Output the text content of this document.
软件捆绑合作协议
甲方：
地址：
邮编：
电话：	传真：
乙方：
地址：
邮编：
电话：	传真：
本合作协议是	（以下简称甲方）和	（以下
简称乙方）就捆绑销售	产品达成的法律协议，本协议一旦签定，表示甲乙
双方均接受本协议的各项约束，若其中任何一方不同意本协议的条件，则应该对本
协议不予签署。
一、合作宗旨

### Exercise prompt
Output the records exactly, including every line.

### Output for this task
Output the text content of this document.
软件捆绑合作协议
甲方：
地址：
邮编：
电话：	传真：
乙方：
地址：
邮编：
电话：	传真：
本合作协议是	（以下简称甲方）和	（以下
简称乙方）就捆绑销售	产品达成的法律协议，本协议一旦签定，表示甲乙
双方均接受本协议的各项约束，若其中任何一方不同意本协议的条件，则应该对本
协议不予签署。
一、合作宗旨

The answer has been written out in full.